MATERIAL FOR THIS EXERCISE –
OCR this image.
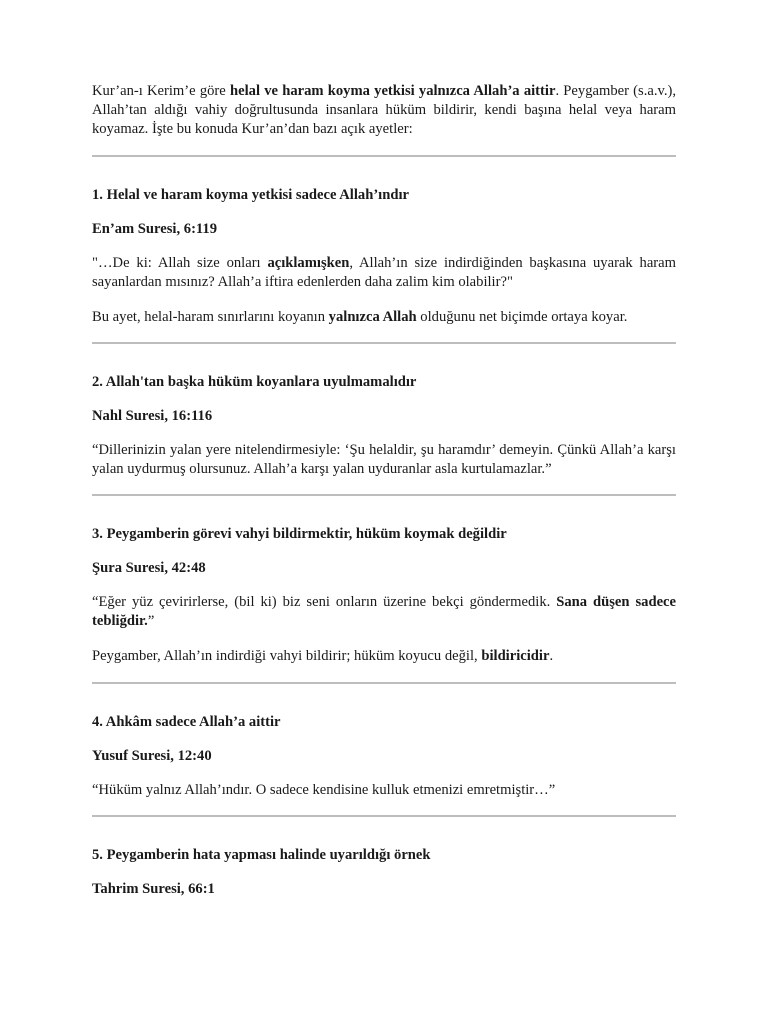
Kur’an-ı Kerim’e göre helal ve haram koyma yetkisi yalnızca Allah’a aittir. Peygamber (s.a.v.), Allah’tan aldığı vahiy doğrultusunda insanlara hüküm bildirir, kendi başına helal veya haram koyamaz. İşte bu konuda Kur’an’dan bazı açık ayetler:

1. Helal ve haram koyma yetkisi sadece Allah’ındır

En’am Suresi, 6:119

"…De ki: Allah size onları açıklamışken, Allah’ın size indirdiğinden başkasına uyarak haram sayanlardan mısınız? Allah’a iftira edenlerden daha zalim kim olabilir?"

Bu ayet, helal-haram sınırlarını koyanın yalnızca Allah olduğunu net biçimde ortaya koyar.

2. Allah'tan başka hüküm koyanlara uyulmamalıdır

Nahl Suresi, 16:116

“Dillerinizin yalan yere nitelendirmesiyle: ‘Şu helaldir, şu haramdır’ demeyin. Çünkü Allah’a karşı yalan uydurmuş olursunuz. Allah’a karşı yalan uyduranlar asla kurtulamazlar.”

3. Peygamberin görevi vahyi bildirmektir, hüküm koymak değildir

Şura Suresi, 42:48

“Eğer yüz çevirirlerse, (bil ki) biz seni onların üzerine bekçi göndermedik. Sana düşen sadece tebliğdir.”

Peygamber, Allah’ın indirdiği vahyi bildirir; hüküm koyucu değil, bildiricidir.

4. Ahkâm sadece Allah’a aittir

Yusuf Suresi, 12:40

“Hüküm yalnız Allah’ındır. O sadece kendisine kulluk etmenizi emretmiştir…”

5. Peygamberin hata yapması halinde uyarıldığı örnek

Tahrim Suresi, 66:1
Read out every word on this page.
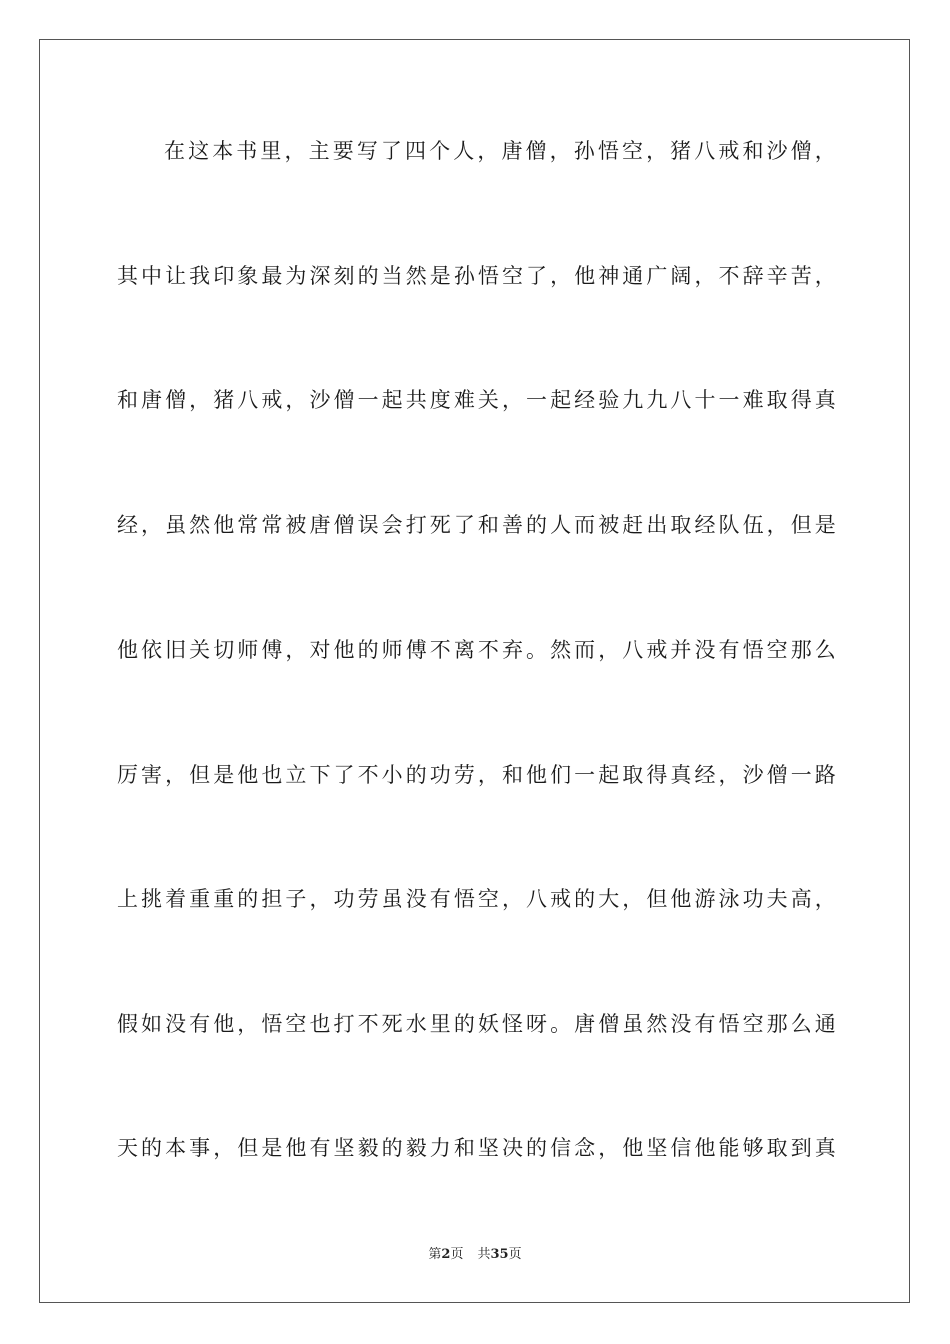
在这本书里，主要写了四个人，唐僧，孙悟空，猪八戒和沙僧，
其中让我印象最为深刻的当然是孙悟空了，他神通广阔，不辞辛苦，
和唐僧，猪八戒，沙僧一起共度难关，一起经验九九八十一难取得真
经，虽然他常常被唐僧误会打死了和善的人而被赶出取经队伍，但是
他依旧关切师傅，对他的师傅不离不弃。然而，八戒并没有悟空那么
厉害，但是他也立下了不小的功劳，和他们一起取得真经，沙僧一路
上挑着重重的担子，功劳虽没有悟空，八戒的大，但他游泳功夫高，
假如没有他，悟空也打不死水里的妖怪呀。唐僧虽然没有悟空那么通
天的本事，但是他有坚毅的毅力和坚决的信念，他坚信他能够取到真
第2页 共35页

CHALLENGE – Transcribe the material exactly, keeping every word and none of the pictures.

RESPONSE TO THIS TASK –
OCR this image.
Kur’an-ı Kerim’e göre helal ve haram koyma yetkisi yalnızca Allah’a aittir. Peygamber (s.a.v.), Allah’tan aldığı vahiy doğrultusunda insanlara hüküm bildirir, kendi başına helal veya haram koyamaz. İşte bu konuda Kur’an’dan bazı açık ayetler:

1. Helal ve haram koyma yetkisi sadece Allah’ındır

En’am Suresi, 6:119

"…De ki: Allah size onları açıklamışken, Allah’ın size indirdiğinden başkasına uyarak haram sayanlardan mısınız? Allah’a iftira edenlerden daha zalim kim olabilir?"

Bu ayet, helal-haram sınırlarını koyanın yalnızca Allah olduğunu net biçimde ortaya koyar.

2. Allah'tan başka hüküm koyanlara uyulmamalıdır

Nahl Suresi, 16:116

“Dillerinizin yalan yere nitelendirmesiyle: ‘Şu helaldir, şu haramdır’ demeyin. Çünkü Allah’a karşı yalan uydurmuş olursunuz. Allah’a karşı yalan uyduranlar asla kurtulamazlar.”

3. Peygamberin görevi vahyi bildirmektir, hüküm koymak değildir

Şura Suresi, 42:48

“Eğer yüz çevirirlerse, (bil ki) biz seni onların üzerine bekçi göndermedik. Sana düşen sadece tebliğdir.”

Peygamber, Allah’ın indirdiği vahyi bildirir; hüküm koyucu değil, bildiricidir.

4. Ahkâm sadece Allah’a aittir

Yusuf Suresi, 12:40

“Hüküm yalnız Allah’ındır. O sadece kendisine kulluk etmenizi emretmiştir…”

5. Peygamberin hata yapması halinde uyarıldığı örnek

Tahrim Suresi, 66:1
Read out every word on this page.
在这本书里，主要写了四个人，唐僧，孙悟空，猪八戒和沙僧，
其中让我印象最为深刻的当然是孙悟空了，他神通广阔，不辞辛苦，
和唐僧，猪八戒，沙僧一起共度难关，一起经验九九八十一难取得真
经，虽然他常常被唐僧误会打死了和善的人而被赶出取经队伍，但是
他依旧关切师傅，对他的师傅不离不弃。然而，八戒并没有悟空那么
厉害，但是他也立下了不小的功劳，和他们一起取得真经，沙僧一路
上挑着重重的担子，功劳虽没有悟空，八戒的大，但他游泳功夫高，
假如没有他，悟空也打不死水里的妖怪呀。唐僧虽然没有悟空那么通
天的本事，但是他有坚毅的毅力和坚决的信念，他坚信他能够取到真
第2页 共35页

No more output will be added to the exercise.